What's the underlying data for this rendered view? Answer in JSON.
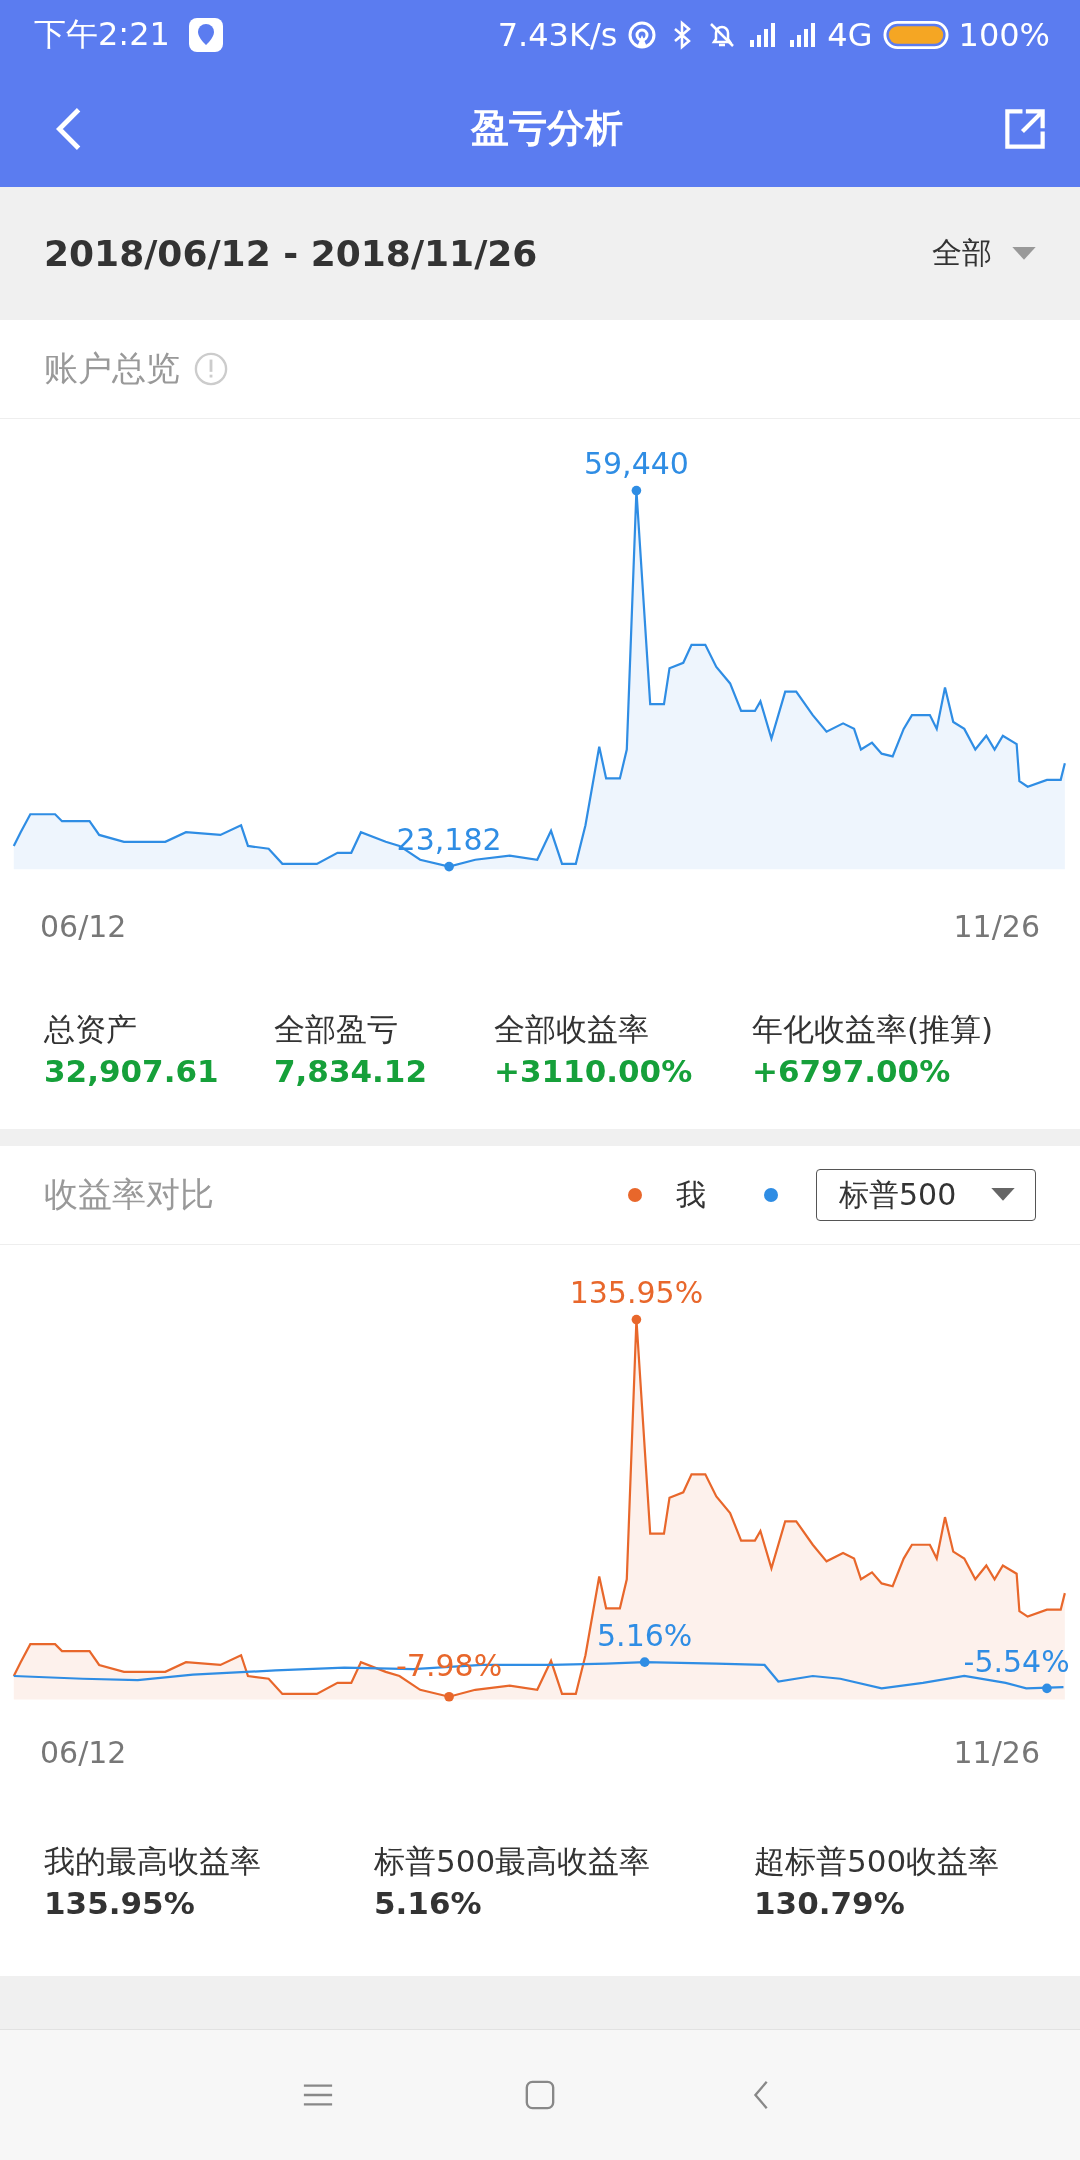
{
  "status_bar": {
    "time": "下午2:21",
    "speed": "7.43K/s",
    "network": "4G",
    "battery": "100%"
  },
  "header": {
    "title": "盈亏分析"
  },
  "date_bar": {
    "range": "2018/06/12 - 2018/11/26",
    "filter": "全部"
  },
  "overview": {
    "title": "账户总览",
    "annotations": [
      "59,440",
      "23,182"
    ],
    "x_start": "06/12",
    "x_end": "11/26",
    "stats": [
      {
        "label": "总资产",
        "value": "32,907.61"
      },
      {
        "label": "全部盈亏",
        "value": "7,834.12"
      },
      {
        "label": "全部收益率",
        "value": "+3110.00%"
      },
      {
        "label": "年化收益率(推算)",
        "value": "+6797.00%"
      }
    ]
  },
  "comparison": {
    "title": "收益率对比",
    "me": {
      "label": "我",
      "color": "#e8672b"
    },
    "benchmark": {
      "value": "标普500",
      "color": "#2f8de4"
    },
    "annotations": [
      {
        "text": "135.95%",
        "kind": "me"
      },
      {
        "text": "-7.98%",
        "kind": "me"
      },
      {
        "text": "5.16%",
        "kind": "benchmark"
      },
      {
        "text": "-5.54%",
        "kind": "benchmark"
      }
    ],
    "x_start": "06/12",
    "x_end": "11/26",
    "stats": [
      {
        "label": "我的最高收益率",
        "value": "135.95%"
      },
      {
        "label": "标普500最高收益率",
        "value": "5.16%"
      },
      {
        "label": "超标普500收益率",
        "value": "130.79%"
      }
    ]
  }
}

====

**EXERCISE:**
Take the records above and transcribe them exactly, dropping every picture.

**EXERCISE OUTPUT:**
What's the underlying data for this rendered view? Answer in JSON.
{
  "status_bar": {
    "time": "下午2:21",
    "speed": "7.43K/s",
    "network": "4G",
    "battery": "100%"
  },
  "header": {
    "title": "盈亏分析"
  },
  "date_bar": {
    "range": "2018/06/12 - 2018/11/26",
    "filter": "全部"
  },
  "overview": {
    "title": "账户总览",
    "annotations": [
      "59,440",
      "23,182"
    ],
    "x_start": "06/12",
    "x_end": "11/26",
    "stats": [
      {
        "label": "总资产",
        "value": "32,907.61"
      },
      {
        "label": "全部盈亏",
        "value": "7,834.12"
      },
      {
        "label": "全部收益率",
        "value": "+3110.00%"
      },
      {
        "label": "年化收益率(推算)",
        "value": "+6797.00%"
      }
    ]
  },
  "comparison": {
    "title": "收益率对比",
    "me": {
      "label": "我",
      "color": "#e8672b"
    },
    "benchmark": {
      "value": "标普500",
      "color": "#2f8de4"
    },
    "annotations": [
      {
        "text": "135.95%",
        "kind": "me"
      },
      {
        "text": "-7.98%",
        "kind": "me"
      },
      {
        "text": "5.16%",
        "kind": "benchmark"
      },
      {
        "text": "-5.54%",
        "kind": "benchmark"
      }
    ],
    "x_start": "06/12",
    "x_end": "11/26",
    "stats": [
      {
        "label": "我的最高收益率",
        "value": "135.95%"
      },
      {
        "label": "标普500最高收益率",
        "value": "5.16%"
      },
      {
        "label": "超标普500收益率",
        "value": "130.79%"
      }
    ]
  }
}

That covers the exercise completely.